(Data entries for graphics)
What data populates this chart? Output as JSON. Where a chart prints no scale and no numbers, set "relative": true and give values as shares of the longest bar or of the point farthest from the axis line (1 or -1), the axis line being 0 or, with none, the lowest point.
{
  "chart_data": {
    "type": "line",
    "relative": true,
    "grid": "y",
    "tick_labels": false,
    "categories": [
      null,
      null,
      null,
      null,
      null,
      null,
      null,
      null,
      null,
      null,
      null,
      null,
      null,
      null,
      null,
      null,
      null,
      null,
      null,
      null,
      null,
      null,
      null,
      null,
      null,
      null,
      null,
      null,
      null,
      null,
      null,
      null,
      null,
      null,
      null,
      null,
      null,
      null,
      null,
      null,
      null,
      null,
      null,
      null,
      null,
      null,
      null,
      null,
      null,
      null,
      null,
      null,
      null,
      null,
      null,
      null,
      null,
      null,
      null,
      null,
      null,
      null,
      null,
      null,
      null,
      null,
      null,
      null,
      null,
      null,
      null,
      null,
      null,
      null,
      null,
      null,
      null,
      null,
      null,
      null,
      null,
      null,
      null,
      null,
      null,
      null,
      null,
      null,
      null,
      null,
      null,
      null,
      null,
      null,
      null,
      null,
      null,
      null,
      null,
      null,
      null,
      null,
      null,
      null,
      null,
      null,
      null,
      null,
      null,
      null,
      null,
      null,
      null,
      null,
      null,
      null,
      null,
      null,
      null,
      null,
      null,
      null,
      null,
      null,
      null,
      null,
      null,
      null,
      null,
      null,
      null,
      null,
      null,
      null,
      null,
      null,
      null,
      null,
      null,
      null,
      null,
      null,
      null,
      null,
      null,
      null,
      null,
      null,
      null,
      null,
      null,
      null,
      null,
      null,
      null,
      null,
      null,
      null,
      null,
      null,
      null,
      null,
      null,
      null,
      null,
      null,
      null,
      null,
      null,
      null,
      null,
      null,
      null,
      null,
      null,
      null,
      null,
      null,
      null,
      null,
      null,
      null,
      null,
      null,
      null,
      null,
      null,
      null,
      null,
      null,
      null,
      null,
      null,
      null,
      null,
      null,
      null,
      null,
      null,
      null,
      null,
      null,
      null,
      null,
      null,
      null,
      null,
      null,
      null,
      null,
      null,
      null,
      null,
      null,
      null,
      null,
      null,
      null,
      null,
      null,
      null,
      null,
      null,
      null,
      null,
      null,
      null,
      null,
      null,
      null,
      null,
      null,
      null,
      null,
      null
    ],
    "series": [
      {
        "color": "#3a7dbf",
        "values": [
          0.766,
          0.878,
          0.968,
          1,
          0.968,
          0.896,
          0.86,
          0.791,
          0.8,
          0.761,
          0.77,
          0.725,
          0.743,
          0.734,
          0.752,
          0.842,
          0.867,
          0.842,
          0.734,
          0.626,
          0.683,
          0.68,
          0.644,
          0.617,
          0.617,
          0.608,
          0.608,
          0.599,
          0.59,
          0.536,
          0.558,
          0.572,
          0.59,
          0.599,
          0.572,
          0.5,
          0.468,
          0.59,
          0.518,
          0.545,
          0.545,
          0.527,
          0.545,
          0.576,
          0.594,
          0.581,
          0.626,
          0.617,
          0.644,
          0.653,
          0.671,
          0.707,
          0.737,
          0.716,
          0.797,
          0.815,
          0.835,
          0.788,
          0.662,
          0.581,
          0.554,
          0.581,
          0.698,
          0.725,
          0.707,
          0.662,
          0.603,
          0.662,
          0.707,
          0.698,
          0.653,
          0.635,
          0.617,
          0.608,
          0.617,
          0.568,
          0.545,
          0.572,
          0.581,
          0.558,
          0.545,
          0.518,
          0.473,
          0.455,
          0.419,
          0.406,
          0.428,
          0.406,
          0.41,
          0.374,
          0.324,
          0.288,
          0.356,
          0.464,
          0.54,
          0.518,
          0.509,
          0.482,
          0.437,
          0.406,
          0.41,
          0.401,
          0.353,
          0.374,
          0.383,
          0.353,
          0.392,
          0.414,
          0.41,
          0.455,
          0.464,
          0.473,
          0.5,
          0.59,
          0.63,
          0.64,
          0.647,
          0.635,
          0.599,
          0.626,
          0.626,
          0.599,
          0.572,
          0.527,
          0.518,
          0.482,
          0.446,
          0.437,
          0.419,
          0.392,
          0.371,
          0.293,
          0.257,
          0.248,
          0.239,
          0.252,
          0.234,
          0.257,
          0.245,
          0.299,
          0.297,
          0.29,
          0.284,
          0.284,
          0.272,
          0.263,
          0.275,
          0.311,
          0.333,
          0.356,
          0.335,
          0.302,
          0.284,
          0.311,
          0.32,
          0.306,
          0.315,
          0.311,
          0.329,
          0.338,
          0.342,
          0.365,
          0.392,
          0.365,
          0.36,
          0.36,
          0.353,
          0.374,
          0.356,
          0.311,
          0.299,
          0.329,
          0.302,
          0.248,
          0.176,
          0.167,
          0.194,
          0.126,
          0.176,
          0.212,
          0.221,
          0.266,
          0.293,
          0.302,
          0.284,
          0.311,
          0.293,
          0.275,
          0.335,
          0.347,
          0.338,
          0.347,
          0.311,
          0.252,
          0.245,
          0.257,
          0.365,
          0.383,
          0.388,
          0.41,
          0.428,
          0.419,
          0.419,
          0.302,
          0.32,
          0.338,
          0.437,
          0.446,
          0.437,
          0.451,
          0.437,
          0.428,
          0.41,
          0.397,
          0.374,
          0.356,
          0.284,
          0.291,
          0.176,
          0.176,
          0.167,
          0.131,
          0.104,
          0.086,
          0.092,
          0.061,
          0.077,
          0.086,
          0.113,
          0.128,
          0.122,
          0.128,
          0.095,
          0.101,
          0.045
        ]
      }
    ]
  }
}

What is asked:
Print all of the entries exactly as they are written.

Solution to this exercise:
What data populates this chart? Output as JSON. Where a chart prints no scale and no numbers, set "relative": true and give values as shares of the longest bar or of the point farthest from the axis line (1 or -1), the axis line being 0 or, with none, the lowest point.
{
  "chart_data": {
    "type": "line",
    "relative": true,
    "grid": "y",
    "tick_labels": false,
    "categories": [
      null,
      null,
      null,
      null,
      null,
      null,
      null,
      null,
      null,
      null,
      null,
      null,
      null,
      null,
      null,
      null,
      null,
      null,
      null,
      null,
      null,
      null,
      null,
      null,
      null,
      null,
      null,
      null,
      null,
      null,
      null,
      null,
      null,
      null,
      null,
      null,
      null,
      null,
      null,
      null,
      null,
      null,
      null,
      null,
      null,
      null,
      null,
      null,
      null,
      null,
      null,
      null,
      null,
      null,
      null,
      null,
      null,
      null,
      null,
      null,
      null,
      null,
      null,
      null,
      null,
      null,
      null,
      null,
      null,
      null,
      null,
      null,
      null,
      null,
      null,
      null,
      null,
      null,
      null,
      null,
      null,
      null,
      null,
      null,
      null,
      null,
      null,
      null,
      null,
      null,
      null,
      null,
      null,
      null,
      null,
      null,
      null,
      null,
      null,
      null,
      null,
      null,
      null,
      null,
      null,
      null,
      null,
      null,
      null,
      null,
      null,
      null,
      null,
      null,
      null,
      null,
      null,
      null,
      null,
      null,
      null,
      null,
      null,
      null,
      null,
      null,
      null,
      null,
      null,
      null,
      null,
      null,
      null,
      null,
      null,
      null,
      null,
      null,
      null,
      null,
      null,
      null,
      null,
      null,
      null,
      null,
      null,
      null,
      null,
      null,
      null,
      null,
      null,
      null,
      null,
      null,
      null,
      null,
      null,
      null,
      null,
      null,
      null,
      null,
      null,
      null,
      null,
      null,
      null,
      null,
      null,
      null,
      null,
      null,
      null,
      null,
      null,
      null,
      null,
      null,
      null,
      null,
      null,
      null,
      null,
      null,
      null,
      null,
      null,
      null,
      null,
      null,
      null,
      null,
      null,
      null,
      null,
      null,
      null,
      null,
      null,
      null,
      null,
      null,
      null,
      null,
      null,
      null,
      null,
      null,
      null,
      null,
      null,
      null,
      null,
      null,
      null,
      null,
      null,
      null,
      null,
      null,
      null,
      null,
      null,
      null,
      null,
      null,
      null,
      null,
      null,
      null,
      null,
      null,
      null
    ],
    "series": [
      {
        "color": "#3a7dbf",
        "values": [
          0.766,
          0.878,
          0.968,
          1,
          0.968,
          0.896,
          0.86,
          0.791,
          0.8,
          0.761,
          0.77,
          0.725,
          0.743,
          0.734,
          0.752,
          0.842,
          0.867,
          0.842,
          0.734,
          0.626,
          0.683,
          0.68,
          0.644,
          0.617,
          0.617,
          0.608,
          0.608,
          0.599,
          0.59,
          0.536,
          0.558,
          0.572,
          0.59,
          0.599,
          0.572,
          0.5,
          0.468,
          0.59,
          0.518,
          0.545,
          0.545,
          0.527,
          0.545,
          0.576,
          0.594,
          0.581,
          0.626,
          0.617,
          0.644,
          0.653,
          0.671,
          0.707,
          0.737,
          0.716,
          0.797,
          0.815,
          0.835,
          0.788,
          0.662,
          0.581,
          0.554,
          0.581,
          0.698,
          0.725,
          0.707,
          0.662,
          0.603,
          0.662,
          0.707,
          0.698,
          0.653,
          0.635,
          0.617,
          0.608,
          0.617,
          0.568,
          0.545,
          0.572,
          0.581,
          0.558,
          0.545,
          0.518,
          0.473,
          0.455,
          0.419,
          0.406,
          0.428,
          0.406,
          0.41,
          0.374,
          0.324,
          0.288,
          0.356,
          0.464,
          0.54,
          0.518,
          0.509,
          0.482,
          0.437,
          0.406,
          0.41,
          0.401,
          0.353,
          0.374,
          0.383,
          0.353,
          0.392,
          0.414,
          0.41,
          0.455,
          0.464,
          0.473,
          0.5,
          0.59,
          0.63,
          0.64,
          0.647,
          0.635,
          0.599,
          0.626,
          0.626,
          0.599,
          0.572,
          0.527,
          0.518,
          0.482,
          0.446,
          0.437,
          0.419,
          0.392,
          0.371,
          0.293,
          0.257,
          0.248,
          0.239,
          0.252,
          0.234,
          0.257,
          0.245,
          0.299,
          0.297,
          0.29,
          0.284,
          0.284,
          0.272,
          0.263,
          0.275,
          0.311,
          0.333,
          0.356,
          0.335,
          0.302,
          0.284,
          0.311,
          0.32,
          0.306,
          0.315,
          0.311,
          0.329,
          0.338,
          0.342,
          0.365,
          0.392,
          0.365,
          0.36,
          0.36,
          0.353,
          0.374,
          0.356,
          0.311,
          0.299,
          0.329,
          0.302,
          0.248,
          0.176,
          0.167,
          0.194,
          0.126,
          0.176,
          0.212,
          0.221,
          0.266,
          0.293,
          0.302,
          0.284,
          0.311,
          0.293,
          0.275,
          0.335,
          0.347,
          0.338,
          0.347,
          0.311,
          0.252,
          0.245,
          0.257,
          0.365,
          0.383,
          0.388,
          0.41,
          0.428,
          0.419,
          0.419,
          0.302,
          0.32,
          0.338,
          0.437,
          0.446,
          0.437,
          0.451,
          0.437,
          0.428,
          0.41,
          0.397,
          0.374,
          0.356,
          0.284,
          0.291,
          0.176,
          0.176,
          0.167,
          0.131,
          0.104,
          0.086,
          0.092,
          0.061,
          0.077,
          0.086,
          0.113,
          0.128,
          0.122,
          0.128,
          0.095,
          0.101,
          0.045
        ]
      }
    ]
  }
}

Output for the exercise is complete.